▶ **What is required**
From the listing below, pull out the lines that hold "title".

— Begin Data to use —

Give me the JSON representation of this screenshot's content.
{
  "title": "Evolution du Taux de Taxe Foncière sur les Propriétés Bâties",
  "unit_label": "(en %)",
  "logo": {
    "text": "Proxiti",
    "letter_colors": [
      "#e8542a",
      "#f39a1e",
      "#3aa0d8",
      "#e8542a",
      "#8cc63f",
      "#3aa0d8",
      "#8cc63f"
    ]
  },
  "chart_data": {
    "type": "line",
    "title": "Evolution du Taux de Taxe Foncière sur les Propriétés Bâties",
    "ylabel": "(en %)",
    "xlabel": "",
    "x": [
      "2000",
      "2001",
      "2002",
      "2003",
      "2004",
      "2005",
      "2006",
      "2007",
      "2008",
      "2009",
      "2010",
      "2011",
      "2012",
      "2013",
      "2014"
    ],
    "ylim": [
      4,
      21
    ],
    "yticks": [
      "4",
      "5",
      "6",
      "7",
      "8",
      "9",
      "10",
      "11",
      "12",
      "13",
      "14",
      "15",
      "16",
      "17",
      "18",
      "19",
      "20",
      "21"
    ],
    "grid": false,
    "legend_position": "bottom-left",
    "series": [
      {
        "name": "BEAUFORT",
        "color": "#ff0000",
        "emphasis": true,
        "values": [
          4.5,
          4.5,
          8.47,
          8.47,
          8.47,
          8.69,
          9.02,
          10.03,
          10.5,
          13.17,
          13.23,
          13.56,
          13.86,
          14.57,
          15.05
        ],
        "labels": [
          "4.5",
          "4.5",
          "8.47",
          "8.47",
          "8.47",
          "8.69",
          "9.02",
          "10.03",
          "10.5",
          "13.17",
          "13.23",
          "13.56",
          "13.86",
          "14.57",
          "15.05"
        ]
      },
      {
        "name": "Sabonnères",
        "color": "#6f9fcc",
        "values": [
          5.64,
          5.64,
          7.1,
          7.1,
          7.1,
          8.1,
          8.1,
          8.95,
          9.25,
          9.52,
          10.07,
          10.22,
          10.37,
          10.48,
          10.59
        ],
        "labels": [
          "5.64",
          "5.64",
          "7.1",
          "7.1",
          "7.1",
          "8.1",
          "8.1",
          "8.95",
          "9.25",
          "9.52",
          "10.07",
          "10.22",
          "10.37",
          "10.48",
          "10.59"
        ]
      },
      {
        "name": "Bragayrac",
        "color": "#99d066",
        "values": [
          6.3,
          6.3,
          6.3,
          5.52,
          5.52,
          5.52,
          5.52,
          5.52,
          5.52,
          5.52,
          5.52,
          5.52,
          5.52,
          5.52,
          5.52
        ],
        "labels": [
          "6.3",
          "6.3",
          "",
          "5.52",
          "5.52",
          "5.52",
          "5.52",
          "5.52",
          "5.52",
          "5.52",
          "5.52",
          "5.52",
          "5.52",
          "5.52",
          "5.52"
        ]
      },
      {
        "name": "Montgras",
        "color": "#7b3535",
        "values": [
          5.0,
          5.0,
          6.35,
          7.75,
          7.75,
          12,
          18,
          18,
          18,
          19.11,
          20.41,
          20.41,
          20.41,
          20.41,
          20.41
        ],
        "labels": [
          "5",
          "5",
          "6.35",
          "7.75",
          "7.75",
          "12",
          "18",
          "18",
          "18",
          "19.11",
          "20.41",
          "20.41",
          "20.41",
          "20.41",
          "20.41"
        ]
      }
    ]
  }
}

— End Data to use —

▶ **Exercise output**
  "title": "Evolution du Taux de Taxe Foncière sur les Propriétés Bâties",
    "title": "Evolution du Taux de Taxe Foncière sur les Propriétés Bâties",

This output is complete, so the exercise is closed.